**What you will do:**
Set down the data below without change, skipping the pictures it holds.

======

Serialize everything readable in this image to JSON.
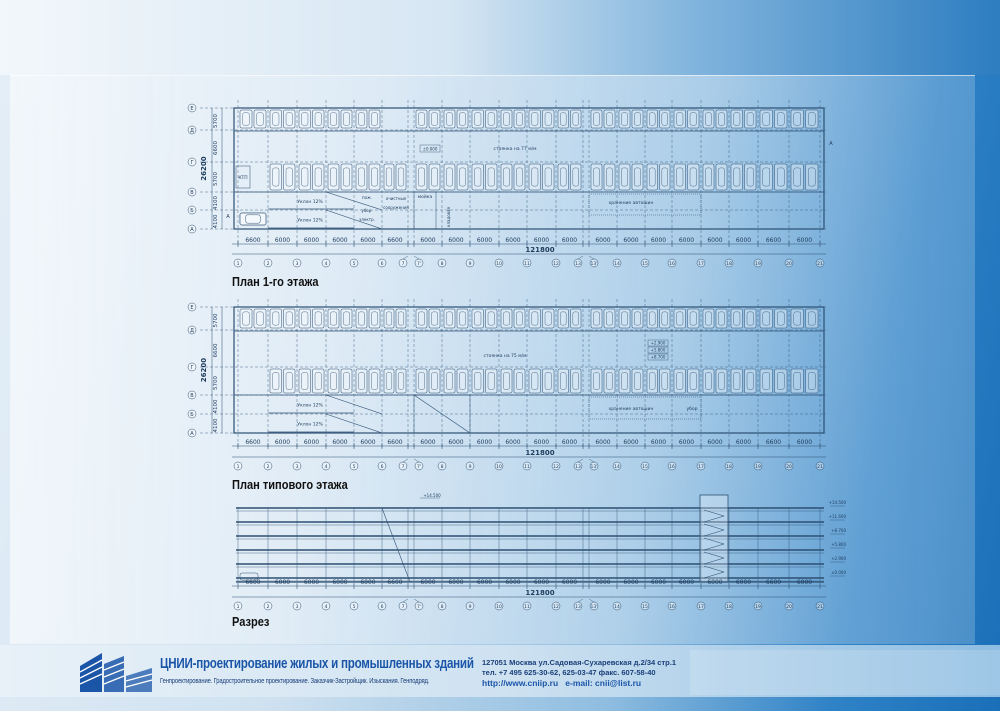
{
  "drawings": {
    "axes_x": [
      "1",
      "2",
      "3",
      "4",
      "5",
      "6",
      "7",
      "7'",
      "8",
      "9",
      "10",
      "11",
      "12",
      "13",
      "13'",
      "14",
      "15",
      "16",
      "17",
      "18",
      "19",
      "20",
      "21"
    ],
    "spans": [
      "6600",
      "6000",
      "6000",
      "6000",
      "6000",
      "6600",
      "",
      "6000",
      "6000",
      "6000",
      "6000",
      "6000",
      "6000",
      "",
      "6000",
      "6000",
      "6000",
      "6000",
      "6000",
      "6000",
      "6600",
      "6000"
    ],
    "total_length": "121800",
    "axes_y": [
      "Е",
      "Д",
      "Г",
      "В",
      "Б",
      "А"
    ],
    "dims_y": [
      "5700",
      "6600",
      "5700",
      "4100",
      "4100"
    ],
    "total_width": "26200",
    "section_mark": "А",
    "plan1": {
      "title": "План 1-го этажа",
      "level": "±0.000",
      "parking_label": "стоянка на 77 м/м",
      "ramp_up": "Уклон 12%",
      "ramp_down": "Уклон 12%",
      "rooms": [
        "КТП",
        "пож.",
        "убор.",
        "электр.",
        "очистные сооружения",
        "мойка",
        "кладовая",
        "хранение автошин"
      ]
    },
    "plan2": {
      "title": "План типового этажа",
      "levels": [
        "+2.900",
        "+5.800",
        "+8.700"
      ],
      "parking_label": "стоянка на 75 м/м",
      "ramp_up": "Уклон 12%",
      "ramp_down": "Уклон 12%",
      "rooms": [
        "хранение автошин",
        "убор"
      ]
    },
    "section": {
      "title": "Разрез",
      "top_level": "+14.500",
      "levels": [
        "+14.500",
        "+11.600",
        "+8.700",
        "+5.800",
        "+2.900",
        "±0.000"
      ]
    }
  },
  "footer": {
    "company": "ЦНИИ-проектирование жилых и промышленных зданий",
    "services": "Генпроектирование. Градостроительное проектирование. Заказчик-Застройщик. Изыскания. Генподряд.",
    "address": "127051 Москва ул.Садовая-Сухаревская д.2/34 стр.1",
    "phones": "тел. +7 495  625-30-62,  625-03-47  факс. 607-58-40",
    "web": "http://www.cniip.ru",
    "email": "e-mail: cnii@list.ru"
  },
  "colors": {
    "line": "#2c4f72",
    "brand": "#1a55a8"
  }
}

======

**Result below:**
Serialize everything readable in this image to JSON.
{
  "drawings": {
    "axes_x": [
      "1",
      "2",
      "3",
      "4",
      "5",
      "6",
      "7",
      "7'",
      "8",
      "9",
      "10",
      "11",
      "12",
      "13",
      "13'",
      "14",
      "15",
      "16",
      "17",
      "18",
      "19",
      "20",
      "21"
    ],
    "spans": [
      "6600",
      "6000",
      "6000",
      "6000",
      "6000",
      "6600",
      "",
      "6000",
      "6000",
      "6000",
      "6000",
      "6000",
      "6000",
      "",
      "6000",
      "6000",
      "6000",
      "6000",
      "6000",
      "6000",
      "6600",
      "6000"
    ],
    "total_length": "121800",
    "axes_y": [
      "Е",
      "Д",
      "Г",
      "В",
      "Б",
      "А"
    ],
    "dims_y": [
      "5700",
      "6600",
      "5700",
      "4100",
      "4100"
    ],
    "total_width": "26200",
    "section_mark": "А",
    "plan1": {
      "title": "План 1-го этажа",
      "level": "±0.000",
      "parking_label": "стоянка на 77 м/м",
      "ramp_up": "Уклон 12%",
      "ramp_down": "Уклон 12%",
      "rooms": [
        "КТП",
        "пож.",
        "убор.",
        "электр.",
        "очистные сооружения",
        "мойка",
        "кладовая",
        "хранение автошин"
      ]
    },
    "plan2": {
      "title": "План типового этажа",
      "levels": [
        "+2.900",
        "+5.800",
        "+8.700"
      ],
      "parking_label": "стоянка на 75 м/м",
      "ramp_up": "Уклон 12%",
      "ramp_down": "Уклон 12%",
      "rooms": [
        "хранение автошин",
        "убор"
      ]
    },
    "section": {
      "title": "Разрез",
      "top_level": "+14.500",
      "levels": [
        "+14.500",
        "+11.600",
        "+8.700",
        "+5.800",
        "+2.900",
        "±0.000"
      ]
    }
  },
  "footer": {
    "company": "ЦНИИ-проектирование жилых и промышленных зданий",
    "services": "Генпроектирование. Градостроительное проектирование. Заказчик-Застройщик. Изыскания. Генподряд.",
    "address": "127051 Москва ул.Садовая-Сухаревская д.2/34 стр.1",
    "phones": "тел. +7 495  625-30-62,  625-03-47  факс. 607-58-40",
    "web": "http://www.cniip.ru",
    "email": "e-mail: cnii@list.ru"
  },
  "colors": {
    "line": "#2c4f72",
    "brand": "#1a55a8"
  }
}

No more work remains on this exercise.